DATA SUPPLIED:
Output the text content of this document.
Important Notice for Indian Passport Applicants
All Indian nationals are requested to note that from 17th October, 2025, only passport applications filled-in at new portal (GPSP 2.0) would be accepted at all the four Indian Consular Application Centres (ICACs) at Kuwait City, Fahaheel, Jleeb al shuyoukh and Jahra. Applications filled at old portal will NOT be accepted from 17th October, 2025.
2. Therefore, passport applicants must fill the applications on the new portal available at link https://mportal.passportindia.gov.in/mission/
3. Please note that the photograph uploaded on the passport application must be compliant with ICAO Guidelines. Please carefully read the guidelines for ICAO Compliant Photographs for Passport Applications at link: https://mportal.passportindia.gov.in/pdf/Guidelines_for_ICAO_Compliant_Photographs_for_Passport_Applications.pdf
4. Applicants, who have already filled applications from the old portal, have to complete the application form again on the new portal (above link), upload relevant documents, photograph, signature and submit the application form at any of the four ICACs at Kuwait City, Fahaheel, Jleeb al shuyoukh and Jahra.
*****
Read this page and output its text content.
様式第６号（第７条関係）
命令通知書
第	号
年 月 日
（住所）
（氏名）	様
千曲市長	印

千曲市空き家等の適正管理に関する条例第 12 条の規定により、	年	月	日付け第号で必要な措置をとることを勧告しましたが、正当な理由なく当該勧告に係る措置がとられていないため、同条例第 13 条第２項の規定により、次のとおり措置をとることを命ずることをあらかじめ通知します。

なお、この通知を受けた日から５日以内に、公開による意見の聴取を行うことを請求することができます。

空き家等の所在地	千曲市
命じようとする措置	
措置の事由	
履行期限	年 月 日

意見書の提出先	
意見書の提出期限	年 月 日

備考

YOUR INSTRUCTIONS:
Above are the records; copy all of them exactly.

RESPONSE TO THIS TASK:
Output the text content of this document.
Important Notice for Indian Passport Applicants
All Indian nationals are requested to note that from 17th October, 2025, only passport applications filled-in at new portal (GPSP 2.0) would be accepted at all the four Indian Consular Application Centres (ICACs) at Kuwait City, Fahaheel, Jleeb al shuyoukh and Jahra. Applications filled at old portal will NOT be accepted from 17th October, 2025.
2. Therefore, passport applicants must fill the applications on the new portal available at link https://mportal.passportindia.gov.in/mission/
3. Please note that the photograph uploaded on the passport application must be compliant with ICAO Guidelines. Please carefully read the guidelines for ICAO Compliant Photographs for Passport Applications at link: https://mportal.passportindia.gov.in/pdf/Guidelines_for_ICAO_Compliant_Photographs_for_Passport_Applications.pdf
4. Applicants, who have already filled applications from the old portal, have to complete the application form again on the new portal (above link), upload relevant documents, photograph, signature and submit the application form at any of the four ICACs at Kuwait City, Fahaheel, Jleeb al shuyoukh and Jahra.
*****
Read this page and output its text content.
様式第６号（第７条関係）
命令通知書
第	号
年 月 日
（住所）
（氏名）	様
千曲市長	印

千曲市空き家等の適正管理に関する条例第 12 条の規定により、	年	月	日付け第号で必要な措置をとることを勧告しましたが、正当な理由なく当該勧告に係る措置がとられていないため、同条例第 13 条第２項の規定により、次のとおり措置をとることを命ずることをあらかじめ通知します。

なお、この通知を受けた日から５日以内に、公開による意見の聴取を行うことを請求することができます。

空き家等の所在地	千曲市
命じようとする措置	
措置の事由	
履行期限	年 月 日

意見書の提出先	
意見書の提出期限	年 月 日

備考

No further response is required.